YOUR OBJECTIVE |
Skip the images and copy each record exactly as written.

(Part of a data file)
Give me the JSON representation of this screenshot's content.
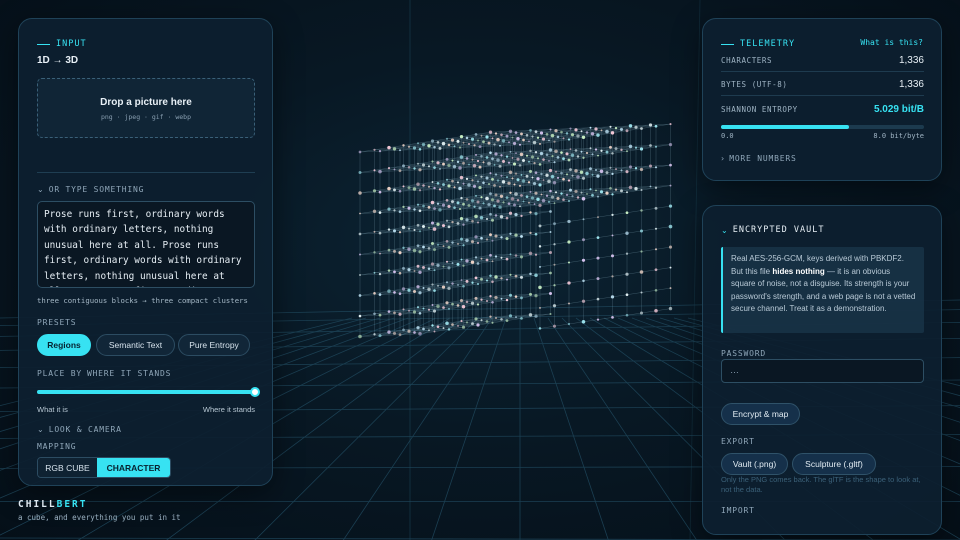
{
  "brand": {
    "name_a": "CHILL",
    "name_b": "BERT",
    "tagline": "a cube, and everything you put in it"
  },
  "input_panel": {
    "section_label": "INPUT",
    "mode_title": "1D → 3D",
    "dropzone": {
      "title": "Drop a picture here",
      "formats": "png · jpeg · gif · webp"
    },
    "type_section": "OR TYPE SOMETHING",
    "text_value": "Prose runs first, ordinary words with ordinary letters, nothing unusual here at all. Prose runs first, ordinary words with ordinary letters, nothing unusual here at all. Prose runs first, ordinary words with",
    "hint": "three contiguous blocks → three compact clusters",
    "presets_label": "PRESETS",
    "presets": [
      "Regions",
      "Semantic Text",
      "Pure Entropy"
    ],
    "active_preset": "Regions",
    "place_by_prefix": "PLACE BY",
    "place_by_value": "WHERE IT STANDS",
    "slider_min_label": "What it is",
    "slider_max_label": "Where it stands",
    "slider_value": 1.0,
    "look_camera": "LOOK & CAMERA",
    "mapping_label": "MAPPING",
    "mapping_options": [
      "RGB CUBE",
      "CHARACTER"
    ],
    "active_mapping": "CHARACTER"
  },
  "telemetry": {
    "section_label": "TELEMETRY",
    "help_link": "What is this?",
    "rows": [
      {
        "key": "CHARACTERS",
        "value": "1,336"
      },
      {
        "key": "BYTES (UTF-8)",
        "value": "1,336"
      },
      {
        "key": "SHANNON ENTROPY",
        "value": "5.029 bit/B"
      }
    ],
    "entropy_fraction": 0.6286,
    "scale_min": "0.0",
    "scale_max": "8.0 bit/byte",
    "more": "MORE NUMBERS"
  },
  "vault": {
    "section_label": "ENCRYPTED VAULT",
    "note_parts": [
      "Real AES-256-GCM, keys derived with PBKDF2. But this file ",
      "hides nothing",
      " — it is an obvious square of noise, not a disguise. Its strength is your password's strength, and a web page is not a vetted secure channel. Treat it as a demonstration."
    ],
    "password_label": "PASSWORD",
    "password_value": "…",
    "encrypt_button": "Encrypt & map",
    "export_label": "EXPORT",
    "export_png": "Vault (.png)",
    "export_gltf": "Sculpture (.gltf)",
    "export_note": "Only the PNG comes back. The glTF is the shape to look at, not the data.",
    "import_label": "IMPORT"
  },
  "colors": {
    "accent": "#37e2f2",
    "background": "#081824",
    "panel": "#0d1f2f"
  },
  "icons": [
    "chevron-down-icon",
    "chevron-right-icon"
  ]
}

RESPONSE |
Give me the JSON representation of this screenshot's content.
{
  "brand": {
    "name_a": "CHILL",
    "name_b": "BERT",
    "tagline": "a cube, and everything you put in it"
  },
  "input_panel": {
    "section_label": "INPUT",
    "mode_title": "1D → 3D",
    "dropzone": {
      "title": "Drop a picture here",
      "formats": "png · jpeg · gif · webp"
    },
    "type_section": "OR TYPE SOMETHING",
    "text_value": "Prose runs first, ordinary words with ordinary letters, nothing unusual here at all. Prose runs first, ordinary words with ordinary letters, nothing unusual here at all. Prose runs first, ordinary words with",
    "hint": "three contiguous blocks → three compact clusters",
    "presets_label": "PRESETS",
    "presets": [
      "Regions",
      "Semantic Text",
      "Pure Entropy"
    ],
    "active_preset": "Regions",
    "place_by_prefix": "PLACE BY",
    "place_by_value": "WHERE IT STANDS",
    "slider_min_label": "What it is",
    "slider_max_label": "Where it stands",
    "slider_value": 1.0,
    "look_camera": "LOOK & CAMERA",
    "mapping_label": "MAPPING",
    "mapping_options": [
      "RGB CUBE",
      "CHARACTER"
    ],
    "active_mapping": "CHARACTER"
  },
  "telemetry": {
    "section_label": "TELEMETRY",
    "help_link": "What is this?",
    "rows": [
      {
        "key": "CHARACTERS",
        "value": "1,336"
      },
      {
        "key": "BYTES (UTF-8)",
        "value": "1,336"
      },
      {
        "key": "SHANNON ENTROPY",
        "value": "5.029 bit/B"
      }
    ],
    "entropy_fraction": 0.6286,
    "scale_min": "0.0",
    "scale_max": "8.0 bit/byte",
    "more": "MORE NUMBERS"
  },
  "vault": {
    "section_label": "ENCRYPTED VAULT",
    "note_parts": [
      "Real AES-256-GCM, keys derived with PBKDF2. But this file ",
      "hides nothing",
      " — it is an obvious square of noise, not a disguise. Its strength is your password's strength, and a web page is not a vetted secure channel. Treat it as a demonstration."
    ],
    "password_label": "PASSWORD",
    "password_value": "…",
    "encrypt_button": "Encrypt & map",
    "export_label": "EXPORT",
    "export_png": "Vault (.png)",
    "export_gltf": "Sculpture (.gltf)",
    "export_note": "Only the PNG comes back. The glTF is the shape to look at, not the data.",
    "import_label": "IMPORT"
  },
  "colors": {
    "accent": "#37e2f2",
    "background": "#081824",
    "panel": "#0d1f2f"
  },
  "icons": [
    "chevron-down-icon",
    "chevron-right-icon"
  ]
}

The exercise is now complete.